-- begin EXCERPTED RECORDS --

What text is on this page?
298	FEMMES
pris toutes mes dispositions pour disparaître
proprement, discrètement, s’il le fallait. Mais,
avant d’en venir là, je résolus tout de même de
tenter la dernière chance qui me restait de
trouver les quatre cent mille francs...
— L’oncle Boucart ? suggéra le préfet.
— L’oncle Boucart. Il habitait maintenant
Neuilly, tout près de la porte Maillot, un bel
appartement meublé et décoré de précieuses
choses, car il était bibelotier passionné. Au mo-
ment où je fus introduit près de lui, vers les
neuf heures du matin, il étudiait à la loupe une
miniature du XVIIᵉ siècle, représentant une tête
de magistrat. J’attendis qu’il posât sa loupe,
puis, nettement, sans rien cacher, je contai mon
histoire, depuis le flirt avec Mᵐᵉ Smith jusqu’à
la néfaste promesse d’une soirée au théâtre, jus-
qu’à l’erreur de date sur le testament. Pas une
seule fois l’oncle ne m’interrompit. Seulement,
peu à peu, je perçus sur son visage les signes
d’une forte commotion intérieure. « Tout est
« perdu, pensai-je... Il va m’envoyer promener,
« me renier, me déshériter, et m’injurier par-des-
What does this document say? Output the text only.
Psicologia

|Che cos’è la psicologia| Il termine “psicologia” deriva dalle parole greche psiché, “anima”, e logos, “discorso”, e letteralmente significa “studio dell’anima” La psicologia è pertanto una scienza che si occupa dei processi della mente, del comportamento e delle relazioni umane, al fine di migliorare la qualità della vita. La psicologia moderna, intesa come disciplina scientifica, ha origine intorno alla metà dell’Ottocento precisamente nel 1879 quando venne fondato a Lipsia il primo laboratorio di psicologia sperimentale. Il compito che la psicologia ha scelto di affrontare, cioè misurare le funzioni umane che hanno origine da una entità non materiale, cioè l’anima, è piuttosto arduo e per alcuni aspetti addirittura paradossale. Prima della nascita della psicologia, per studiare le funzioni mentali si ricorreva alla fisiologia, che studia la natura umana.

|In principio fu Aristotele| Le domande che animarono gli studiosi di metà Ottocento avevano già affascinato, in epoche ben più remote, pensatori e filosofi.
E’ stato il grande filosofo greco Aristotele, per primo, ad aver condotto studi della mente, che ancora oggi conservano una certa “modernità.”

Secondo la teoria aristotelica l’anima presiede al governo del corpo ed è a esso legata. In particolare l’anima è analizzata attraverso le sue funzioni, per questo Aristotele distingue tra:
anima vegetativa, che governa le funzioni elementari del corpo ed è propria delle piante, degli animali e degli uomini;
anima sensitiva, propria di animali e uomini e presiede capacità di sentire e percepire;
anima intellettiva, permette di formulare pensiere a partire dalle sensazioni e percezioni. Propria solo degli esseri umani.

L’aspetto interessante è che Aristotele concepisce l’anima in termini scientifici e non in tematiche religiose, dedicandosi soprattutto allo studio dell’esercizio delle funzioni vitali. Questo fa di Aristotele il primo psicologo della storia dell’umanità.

-- end EXCERPTED RECORDS --

• [WHAT YOU SHOULD DO]:
Would you write down every record again, exactly?

• [RESPONSE TO THIS TASK]:
What text is on this page?
298	FEMMES
pris toutes mes dispositions pour disparaître
proprement, discrètement, s’il le fallait. Mais,
avant d’en venir là, je résolus tout de même de
tenter la dernière chance qui me restait de
trouver les quatre cent mille francs...
— L’oncle Boucart ? suggéra le préfet.
— L’oncle Boucart. Il habitait maintenant
Neuilly, tout près de la porte Maillot, un bel
appartement meublé et décoré de précieuses
choses, car il était bibelotier passionné. Au mo-
ment où je fus introduit près de lui, vers les
neuf heures du matin, il étudiait à la loupe une
miniature du XVIIᵉ siècle, représentant une tête
de magistrat. J’attendis qu’il posât sa loupe,
puis, nettement, sans rien cacher, je contai mon
histoire, depuis le flirt avec Mᵐᵉ Smith jusqu’à
la néfaste promesse d’une soirée au théâtre, jus-
qu’à l’erreur de date sur le testament. Pas une
seule fois l’oncle ne m’interrompit. Seulement,
peu à peu, je perçus sur son visage les signes
d’une forte commotion intérieure. « Tout est
« perdu, pensai-je... Il va m’envoyer promener,
« me renier, me déshériter, et m’injurier par-des-
What does this document say? Output the text only.
Psicologia

|Che cos’è la psicologia| Il termine “psicologia” deriva dalle parole greche psiché, “anima”, e logos, “discorso”, e letteralmente significa “studio dell’anima” La psicologia è pertanto una scienza che si occupa dei processi della mente, del comportamento e delle relazioni umane, al fine di migliorare la qualità della vita. La psicologia moderna, intesa come disciplina scientifica, ha origine intorno alla metà dell’Ottocento precisamente nel 1879 quando venne fondato a Lipsia il primo laboratorio di psicologia sperimentale. Il compito che la psicologia ha scelto di affrontare, cioè misurare le funzioni umane che hanno origine da una entità non materiale, cioè l’anima, è piuttosto arduo e per alcuni aspetti addirittura paradossale. Prima della nascita della psicologia, per studiare le funzioni mentali si ricorreva alla fisiologia, che studia la natura umana.

|In principio fu Aristotele| Le domande che animarono gli studiosi di metà Ottocento avevano già affascinato, in epoche ben più remote, pensatori e filosofi.
E’ stato il grande filosofo greco Aristotele, per primo, ad aver condotto studi della mente, che ancora oggi conservano una certa “modernità.”

Secondo la teoria aristotelica l’anima presiede al governo del corpo ed è a esso legata. In particolare l’anima è analizzata attraverso le sue funzioni, per questo Aristotele distingue tra:
anima vegetativa, che governa le funzioni elementari del corpo ed è propria delle piante, degli animali e degli uomini;
anima sensitiva, propria di animali e uomini e presiede capacità di sentire e percepire;
anima intellettiva, permette di formulare pensiere a partire dalle sensazioni e percezioni. Propria solo degli esseri umani.

L’aspetto interessante è che Aristotele concepisce l’anima in termini scientifici e non in tematiche religiose, dedicandosi soprattutto allo studio dell’esercizio delle funzioni vitali. Questo fa di Aristotele il primo psicologo della storia dell’umanità.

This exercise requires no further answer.